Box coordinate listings

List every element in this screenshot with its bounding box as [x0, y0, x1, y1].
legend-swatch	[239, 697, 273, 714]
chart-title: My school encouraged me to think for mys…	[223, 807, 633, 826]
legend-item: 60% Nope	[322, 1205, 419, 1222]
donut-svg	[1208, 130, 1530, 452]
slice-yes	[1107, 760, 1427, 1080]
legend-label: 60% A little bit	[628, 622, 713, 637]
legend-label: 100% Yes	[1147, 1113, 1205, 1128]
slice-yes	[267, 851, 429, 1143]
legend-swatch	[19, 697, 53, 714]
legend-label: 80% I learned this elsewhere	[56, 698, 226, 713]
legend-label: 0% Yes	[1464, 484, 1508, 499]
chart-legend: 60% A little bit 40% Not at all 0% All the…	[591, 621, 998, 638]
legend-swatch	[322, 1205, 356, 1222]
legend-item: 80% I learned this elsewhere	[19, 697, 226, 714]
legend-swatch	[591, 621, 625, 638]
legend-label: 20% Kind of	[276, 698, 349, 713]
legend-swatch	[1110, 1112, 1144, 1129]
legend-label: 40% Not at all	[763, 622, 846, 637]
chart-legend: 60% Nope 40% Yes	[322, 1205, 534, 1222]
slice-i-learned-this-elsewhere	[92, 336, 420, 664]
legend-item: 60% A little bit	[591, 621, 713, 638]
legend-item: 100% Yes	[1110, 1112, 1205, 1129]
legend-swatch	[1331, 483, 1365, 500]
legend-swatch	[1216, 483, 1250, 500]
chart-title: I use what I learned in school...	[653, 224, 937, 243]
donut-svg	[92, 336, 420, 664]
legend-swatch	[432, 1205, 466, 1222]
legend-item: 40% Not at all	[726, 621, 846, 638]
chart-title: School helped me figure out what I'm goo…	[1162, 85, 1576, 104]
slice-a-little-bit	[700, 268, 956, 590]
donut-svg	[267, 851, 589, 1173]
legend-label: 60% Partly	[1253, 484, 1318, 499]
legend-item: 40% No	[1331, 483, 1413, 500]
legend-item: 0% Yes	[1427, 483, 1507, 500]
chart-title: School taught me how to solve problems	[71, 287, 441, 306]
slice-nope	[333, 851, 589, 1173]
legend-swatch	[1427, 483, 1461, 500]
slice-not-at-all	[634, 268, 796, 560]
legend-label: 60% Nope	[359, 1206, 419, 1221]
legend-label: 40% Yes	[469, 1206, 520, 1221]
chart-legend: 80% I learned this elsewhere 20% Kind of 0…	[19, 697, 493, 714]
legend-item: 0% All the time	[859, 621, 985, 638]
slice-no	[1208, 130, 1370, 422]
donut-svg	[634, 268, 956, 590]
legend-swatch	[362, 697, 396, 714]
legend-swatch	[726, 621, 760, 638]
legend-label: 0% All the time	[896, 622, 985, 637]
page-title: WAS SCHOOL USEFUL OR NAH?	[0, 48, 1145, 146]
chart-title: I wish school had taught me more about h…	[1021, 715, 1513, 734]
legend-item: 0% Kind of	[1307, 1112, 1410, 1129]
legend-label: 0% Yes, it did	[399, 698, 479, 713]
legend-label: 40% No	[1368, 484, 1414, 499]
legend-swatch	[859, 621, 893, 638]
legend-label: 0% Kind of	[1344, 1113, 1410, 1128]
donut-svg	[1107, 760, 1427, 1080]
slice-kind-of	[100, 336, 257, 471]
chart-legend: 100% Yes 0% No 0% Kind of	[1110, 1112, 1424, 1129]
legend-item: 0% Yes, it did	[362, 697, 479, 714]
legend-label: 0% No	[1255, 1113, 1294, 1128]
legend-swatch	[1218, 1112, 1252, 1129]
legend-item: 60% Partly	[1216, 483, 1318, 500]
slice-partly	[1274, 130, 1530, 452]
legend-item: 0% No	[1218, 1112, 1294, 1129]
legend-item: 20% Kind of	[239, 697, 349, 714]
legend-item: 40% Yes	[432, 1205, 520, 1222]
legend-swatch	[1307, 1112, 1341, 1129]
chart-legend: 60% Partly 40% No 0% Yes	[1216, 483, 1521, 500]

### Given exercise
Convert every line of the material above into a JSON list of strings, one string per line, leaving out any blank lines.

### Correct answer
[
  "List every element in this screenshot with its bounding box as [x0, y0, x1, y1].",
  "legend-swatch\t[239, 697, 273, 714]",
  "chart-title: My school encouraged me to think for mys…\t[223, 807, 633, 826]",
  "legend-item: 60% Nope\t[322, 1205, 419, 1222]",
  "donut-svg\t[1208, 130, 1530, 452]",
  "slice-yes\t[1107, 760, 1427, 1080]",
  "legend-label: 60% A little bit\t[628, 622, 713, 637]",
  "legend-label: 100% Yes\t[1147, 1113, 1205, 1128]",
  "slice-yes\t[267, 851, 429, 1143]",
  "legend-swatch\t[19, 697, 53, 714]",
  "legend-label: 80% I learned this elsewhere\t[56, 698, 226, 713]",
  "legend-label: 0% Yes\t[1464, 484, 1508, 499]",
  "chart-legend: 60% A little bit 40% Not at all 0% All the…\t[591, 621, 998, 638]",
  "legend-swatch\t[322, 1205, 356, 1222]",
  "legend-item: 80% I learned this elsewhere\t[19, 697, 226, 714]",
  "legend-swatch\t[591, 621, 625, 638]",
  "legend-label: 20% Kind of\t[276, 698, 349, 713]",
  "legend-swatch\t[1110, 1112, 1144, 1129]",
  "legend-label: 40% Not at all\t[763, 622, 846, 637]",
  "chart-legend: 60% Nope 40% Yes\t[322, 1205, 534, 1222]",
  "slice-i-learned-this-elsewhere\t[92, 336, 420, 664]",
  "legend-item: 60% A little bit\t[591, 621, 713, 638]",
  "legend-item: 100% Yes\t[1110, 1112, 1205, 1129]",
  "legend-swatch\t[1331, 483, 1365, 500]",
  "legend-swatch\t[1216, 483, 1250, 500]",
  "chart-title: I use what I learned in school...\t[653, 224, 937, 243]",
  "donut-svg\t[92, 336, 420, 664]",
  "legend-swatch\t[432, 1205, 466, 1222]",
  "legend-item: 40% Not at all\t[726, 621, 846, 638]",
  "chart-title: School helped me figure out what I'm goo…\t[1162, 85, 1576, 104]",
  "slice-a-little-bit\t[700, 268, 956, 590]",
  "donut-svg\t[267, 851, 589, 1173]",
  "legend-label: 60% Partly\t[1253, 484, 1318, 499]",
  "legend-item: 40% No\t[1331, 483, 1413, 500]",
  "legend-item: 0% Yes\t[1427, 483, 1507, 500]",
  "chart-title: School taught me how to solve problems\t[71, 287, 441, 306]",
  "slice-nope\t[333, 851, 589, 1173]",
  "legend-swatch\t[1427, 483, 1461, 500]",
  "slice-not-at-all\t[634, 268, 796, 560]",
  "legend-label: 60% Nope\t[359, 1206, 419, 1221]",
  "legend-label: 40% Yes\t[469, 1206, 520, 1221]",
  "chart-legend: 80% I learned this elsewhere 20% Kind of 0…\t[19, 697, 493, 714]",
  "legend-item: 0% All the time\t[859, 621, 985, 638]",
  "slice-no\t[1208, 130, 1370, 422]",
  "donut-svg\t[634, 268, 956, 590]",
  "legend-swatch\t[362, 697, 396, 714]",
  "legend-swatch\t[726, 621, 760, 638]",
  "legend-label: 0% All the time\t[896, 622, 985, 637]",
  "page-title: WAS SCHOOL USEFUL OR NAH?\t[0, 48, 1145, 146]",
  "chart-title: I wish school had taught me more about h…\t[1021, 715, 1513, 734]",
  "legend-item: 0% Kind of\t[1307, 1112, 1410, 1129]",
  "legend-label: 0% Yes, it did\t[399, 698, 479, 713]",
  "legend-label: 40% No\t[1368, 484, 1414, 499]",
  "legend-swatch\t[859, 621, 893, 638]",
  "legend-label: 0% Kind of\t[1344, 1113, 1410, 1128]",
  "donut-svg\t[1107, 760, 1427, 1080]",
  "slice-kind-of\t[100, 336, 257, 471]",
  "chart-legend: 100% Yes 0% No 0% Kind of\t[1110, 1112, 1424, 1129]",
  "legend-item: 0% Yes, it did\t[362, 697, 479, 714]",
  "legend-label: 0% No\t[1255, 1113, 1294, 1128]",
  "legend-swatch\t[1218, 1112, 1252, 1129]",
  "legend-item: 60% Partly\t[1216, 483, 1318, 500]",
  "slice-partly\t[1274, 130, 1530, 452]",
  "legend-item: 0% No\t[1218, 1112, 1294, 1129]",
  "legend-item: 20% Kind of\t[239, 697, 349, 714]",
  "legend-item: 40% Yes\t[432, 1205, 520, 1222]",
  "legend-swatch\t[1307, 1112, 1341, 1129]",
  "chart-legend: 60% Partly 40% No 0% Yes\t[1216, 483, 1521, 500]"
]